[What this task involves] Copy each line from the records below in which the word "compounds" is found.

+++ Source records

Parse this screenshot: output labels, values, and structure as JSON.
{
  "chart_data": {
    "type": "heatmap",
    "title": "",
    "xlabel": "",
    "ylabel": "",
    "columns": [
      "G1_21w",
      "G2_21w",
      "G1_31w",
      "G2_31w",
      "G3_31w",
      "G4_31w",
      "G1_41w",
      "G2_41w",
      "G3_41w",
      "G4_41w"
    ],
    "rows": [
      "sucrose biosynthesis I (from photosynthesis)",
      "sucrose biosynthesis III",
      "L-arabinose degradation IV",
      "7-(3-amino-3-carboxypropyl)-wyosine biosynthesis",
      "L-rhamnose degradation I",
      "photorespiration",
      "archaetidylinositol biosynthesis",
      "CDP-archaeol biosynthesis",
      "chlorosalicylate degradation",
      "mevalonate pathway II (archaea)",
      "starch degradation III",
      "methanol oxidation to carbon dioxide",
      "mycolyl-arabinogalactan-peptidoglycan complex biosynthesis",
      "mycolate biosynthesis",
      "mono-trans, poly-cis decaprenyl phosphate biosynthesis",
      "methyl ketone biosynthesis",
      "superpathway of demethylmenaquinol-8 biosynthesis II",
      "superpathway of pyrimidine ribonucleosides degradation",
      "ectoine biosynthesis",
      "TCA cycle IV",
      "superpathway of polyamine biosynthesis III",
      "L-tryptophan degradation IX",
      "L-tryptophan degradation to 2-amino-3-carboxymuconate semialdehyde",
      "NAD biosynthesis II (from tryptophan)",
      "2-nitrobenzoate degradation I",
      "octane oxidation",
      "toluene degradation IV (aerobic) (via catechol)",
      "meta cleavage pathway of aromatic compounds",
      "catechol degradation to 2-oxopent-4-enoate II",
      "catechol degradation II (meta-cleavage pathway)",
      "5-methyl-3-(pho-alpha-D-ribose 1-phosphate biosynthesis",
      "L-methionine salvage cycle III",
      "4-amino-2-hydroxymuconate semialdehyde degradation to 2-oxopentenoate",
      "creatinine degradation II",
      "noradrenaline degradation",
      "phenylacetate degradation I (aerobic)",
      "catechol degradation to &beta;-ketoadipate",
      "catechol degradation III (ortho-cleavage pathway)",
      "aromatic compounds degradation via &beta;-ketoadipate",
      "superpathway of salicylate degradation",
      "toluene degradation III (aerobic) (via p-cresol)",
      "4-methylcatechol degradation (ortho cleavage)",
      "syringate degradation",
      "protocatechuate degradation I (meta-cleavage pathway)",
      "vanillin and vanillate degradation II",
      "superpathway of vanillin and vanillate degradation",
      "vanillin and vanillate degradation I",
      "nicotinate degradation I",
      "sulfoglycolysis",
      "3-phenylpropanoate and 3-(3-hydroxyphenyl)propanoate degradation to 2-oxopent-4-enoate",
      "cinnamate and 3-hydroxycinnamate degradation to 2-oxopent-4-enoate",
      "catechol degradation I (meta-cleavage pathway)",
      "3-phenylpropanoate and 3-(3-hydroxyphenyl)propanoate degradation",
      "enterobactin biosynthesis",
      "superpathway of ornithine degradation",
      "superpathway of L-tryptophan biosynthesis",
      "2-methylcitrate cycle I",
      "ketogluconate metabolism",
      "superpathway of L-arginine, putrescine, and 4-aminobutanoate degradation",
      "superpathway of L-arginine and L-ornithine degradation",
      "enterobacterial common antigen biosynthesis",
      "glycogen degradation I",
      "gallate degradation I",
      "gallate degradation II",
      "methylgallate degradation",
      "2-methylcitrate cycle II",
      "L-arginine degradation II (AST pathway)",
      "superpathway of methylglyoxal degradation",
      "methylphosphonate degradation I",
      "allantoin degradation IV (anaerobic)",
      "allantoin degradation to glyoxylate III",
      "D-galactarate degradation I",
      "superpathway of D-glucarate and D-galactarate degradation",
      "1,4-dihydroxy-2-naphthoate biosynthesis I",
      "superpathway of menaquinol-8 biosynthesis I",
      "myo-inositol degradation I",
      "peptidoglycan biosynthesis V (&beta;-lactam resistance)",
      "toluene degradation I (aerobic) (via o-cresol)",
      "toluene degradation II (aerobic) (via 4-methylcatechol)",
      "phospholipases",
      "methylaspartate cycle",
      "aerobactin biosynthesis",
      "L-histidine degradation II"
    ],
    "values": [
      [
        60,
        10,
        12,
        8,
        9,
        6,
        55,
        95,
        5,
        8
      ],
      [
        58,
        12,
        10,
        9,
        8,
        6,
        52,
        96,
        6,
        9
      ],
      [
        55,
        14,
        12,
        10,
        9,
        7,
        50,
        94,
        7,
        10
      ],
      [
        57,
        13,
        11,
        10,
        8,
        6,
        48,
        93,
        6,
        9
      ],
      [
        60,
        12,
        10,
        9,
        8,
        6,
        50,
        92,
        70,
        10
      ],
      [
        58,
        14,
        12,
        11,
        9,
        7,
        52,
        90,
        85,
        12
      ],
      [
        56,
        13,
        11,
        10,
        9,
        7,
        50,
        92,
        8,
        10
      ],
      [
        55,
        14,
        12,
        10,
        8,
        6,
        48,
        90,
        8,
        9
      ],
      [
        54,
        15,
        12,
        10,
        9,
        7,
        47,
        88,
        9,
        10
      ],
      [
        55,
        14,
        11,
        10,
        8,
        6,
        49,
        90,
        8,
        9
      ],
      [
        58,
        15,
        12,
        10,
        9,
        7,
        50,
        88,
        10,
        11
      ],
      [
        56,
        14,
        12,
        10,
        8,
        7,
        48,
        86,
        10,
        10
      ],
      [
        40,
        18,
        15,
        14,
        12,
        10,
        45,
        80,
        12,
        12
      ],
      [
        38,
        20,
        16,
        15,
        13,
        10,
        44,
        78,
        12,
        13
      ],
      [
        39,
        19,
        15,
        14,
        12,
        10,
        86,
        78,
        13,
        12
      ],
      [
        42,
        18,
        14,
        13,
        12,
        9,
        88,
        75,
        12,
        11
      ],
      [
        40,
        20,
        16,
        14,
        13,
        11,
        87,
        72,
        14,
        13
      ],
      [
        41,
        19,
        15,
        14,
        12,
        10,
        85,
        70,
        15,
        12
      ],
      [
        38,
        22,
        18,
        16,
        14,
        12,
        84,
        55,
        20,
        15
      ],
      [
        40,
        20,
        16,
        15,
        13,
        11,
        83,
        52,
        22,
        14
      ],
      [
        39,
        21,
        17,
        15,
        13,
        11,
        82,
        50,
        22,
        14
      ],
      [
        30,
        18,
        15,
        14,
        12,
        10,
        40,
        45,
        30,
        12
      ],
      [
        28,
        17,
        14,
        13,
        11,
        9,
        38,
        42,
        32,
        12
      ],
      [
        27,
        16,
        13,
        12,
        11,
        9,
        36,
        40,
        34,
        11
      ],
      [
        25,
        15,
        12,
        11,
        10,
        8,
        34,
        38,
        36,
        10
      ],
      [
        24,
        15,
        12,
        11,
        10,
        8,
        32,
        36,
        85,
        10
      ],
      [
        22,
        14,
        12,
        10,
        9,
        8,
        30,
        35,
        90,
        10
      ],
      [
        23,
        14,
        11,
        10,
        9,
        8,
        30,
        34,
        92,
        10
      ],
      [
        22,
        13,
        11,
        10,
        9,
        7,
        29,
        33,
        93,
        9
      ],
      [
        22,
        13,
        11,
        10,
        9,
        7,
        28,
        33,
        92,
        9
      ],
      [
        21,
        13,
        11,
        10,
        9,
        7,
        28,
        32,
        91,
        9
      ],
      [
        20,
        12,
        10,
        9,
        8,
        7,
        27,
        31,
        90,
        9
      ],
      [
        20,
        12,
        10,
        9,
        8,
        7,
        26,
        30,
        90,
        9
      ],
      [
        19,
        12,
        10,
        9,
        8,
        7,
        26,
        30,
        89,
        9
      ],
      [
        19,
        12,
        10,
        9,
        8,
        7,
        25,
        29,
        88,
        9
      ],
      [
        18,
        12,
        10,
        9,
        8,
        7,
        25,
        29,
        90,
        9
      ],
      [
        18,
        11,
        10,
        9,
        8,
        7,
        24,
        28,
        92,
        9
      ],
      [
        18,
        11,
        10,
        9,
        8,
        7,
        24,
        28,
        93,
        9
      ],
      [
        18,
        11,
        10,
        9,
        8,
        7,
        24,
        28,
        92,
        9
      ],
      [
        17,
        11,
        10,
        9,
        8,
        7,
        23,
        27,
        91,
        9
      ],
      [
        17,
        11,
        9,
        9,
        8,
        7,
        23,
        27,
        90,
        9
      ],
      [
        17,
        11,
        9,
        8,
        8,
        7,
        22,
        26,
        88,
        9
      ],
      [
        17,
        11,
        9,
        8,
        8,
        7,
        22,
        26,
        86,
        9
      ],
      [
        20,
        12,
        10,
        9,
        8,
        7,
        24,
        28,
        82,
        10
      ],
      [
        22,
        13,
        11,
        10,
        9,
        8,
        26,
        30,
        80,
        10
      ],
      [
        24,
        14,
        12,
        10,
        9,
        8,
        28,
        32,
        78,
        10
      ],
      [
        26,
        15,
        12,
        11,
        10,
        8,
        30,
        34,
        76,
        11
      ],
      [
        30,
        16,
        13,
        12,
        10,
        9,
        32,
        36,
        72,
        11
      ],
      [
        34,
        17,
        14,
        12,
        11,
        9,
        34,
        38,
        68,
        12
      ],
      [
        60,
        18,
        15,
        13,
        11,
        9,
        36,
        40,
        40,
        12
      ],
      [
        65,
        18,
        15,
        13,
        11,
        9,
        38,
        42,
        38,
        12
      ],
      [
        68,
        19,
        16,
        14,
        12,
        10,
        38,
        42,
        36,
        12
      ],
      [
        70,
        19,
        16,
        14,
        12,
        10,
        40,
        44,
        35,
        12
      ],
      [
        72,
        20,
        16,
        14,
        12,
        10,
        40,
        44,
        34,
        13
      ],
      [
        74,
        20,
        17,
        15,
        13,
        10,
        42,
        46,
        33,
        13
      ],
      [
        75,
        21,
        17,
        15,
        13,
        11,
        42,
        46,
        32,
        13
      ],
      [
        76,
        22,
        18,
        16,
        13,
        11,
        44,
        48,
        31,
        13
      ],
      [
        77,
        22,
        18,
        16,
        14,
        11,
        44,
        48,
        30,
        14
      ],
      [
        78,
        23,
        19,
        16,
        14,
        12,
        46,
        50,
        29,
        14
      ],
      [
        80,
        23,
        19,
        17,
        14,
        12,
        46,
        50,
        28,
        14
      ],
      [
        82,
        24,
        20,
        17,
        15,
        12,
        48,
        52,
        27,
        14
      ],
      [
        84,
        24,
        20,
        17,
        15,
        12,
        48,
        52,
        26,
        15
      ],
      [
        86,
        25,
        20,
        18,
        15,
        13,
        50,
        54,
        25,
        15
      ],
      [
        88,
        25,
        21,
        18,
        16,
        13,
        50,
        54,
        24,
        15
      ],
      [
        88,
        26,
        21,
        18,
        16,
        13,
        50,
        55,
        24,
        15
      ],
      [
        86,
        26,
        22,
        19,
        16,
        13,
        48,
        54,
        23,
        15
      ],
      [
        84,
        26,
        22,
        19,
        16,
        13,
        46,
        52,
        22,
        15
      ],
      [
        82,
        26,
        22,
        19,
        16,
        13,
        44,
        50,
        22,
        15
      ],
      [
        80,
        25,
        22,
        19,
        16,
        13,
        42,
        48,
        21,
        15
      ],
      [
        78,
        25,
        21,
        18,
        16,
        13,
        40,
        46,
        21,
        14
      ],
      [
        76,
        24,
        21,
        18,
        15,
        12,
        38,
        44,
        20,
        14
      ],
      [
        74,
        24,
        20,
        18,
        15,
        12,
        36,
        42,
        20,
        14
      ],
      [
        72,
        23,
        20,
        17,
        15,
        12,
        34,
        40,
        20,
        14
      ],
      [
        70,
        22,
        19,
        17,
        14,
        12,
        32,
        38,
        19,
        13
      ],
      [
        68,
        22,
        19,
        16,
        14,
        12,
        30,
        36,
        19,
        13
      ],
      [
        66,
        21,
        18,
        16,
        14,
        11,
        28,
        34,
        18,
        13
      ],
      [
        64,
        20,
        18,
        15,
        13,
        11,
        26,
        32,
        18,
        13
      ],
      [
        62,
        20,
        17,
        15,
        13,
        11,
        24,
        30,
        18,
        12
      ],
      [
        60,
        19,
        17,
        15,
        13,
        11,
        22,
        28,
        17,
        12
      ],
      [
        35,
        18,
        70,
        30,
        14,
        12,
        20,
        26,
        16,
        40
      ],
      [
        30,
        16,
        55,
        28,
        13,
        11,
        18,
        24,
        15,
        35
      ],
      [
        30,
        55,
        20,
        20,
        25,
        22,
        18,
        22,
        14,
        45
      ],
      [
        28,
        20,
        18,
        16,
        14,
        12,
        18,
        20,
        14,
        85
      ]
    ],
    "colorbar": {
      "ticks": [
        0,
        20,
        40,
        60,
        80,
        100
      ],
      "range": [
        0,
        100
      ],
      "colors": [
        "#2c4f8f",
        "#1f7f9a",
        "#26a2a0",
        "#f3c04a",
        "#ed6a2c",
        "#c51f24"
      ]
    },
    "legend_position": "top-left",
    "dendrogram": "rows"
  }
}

++++++

[Response to the exercise]
      "meta cleavage pathway of aromatic compounds",
      "aromatic compounds degradation via &beta;-ketoadipate",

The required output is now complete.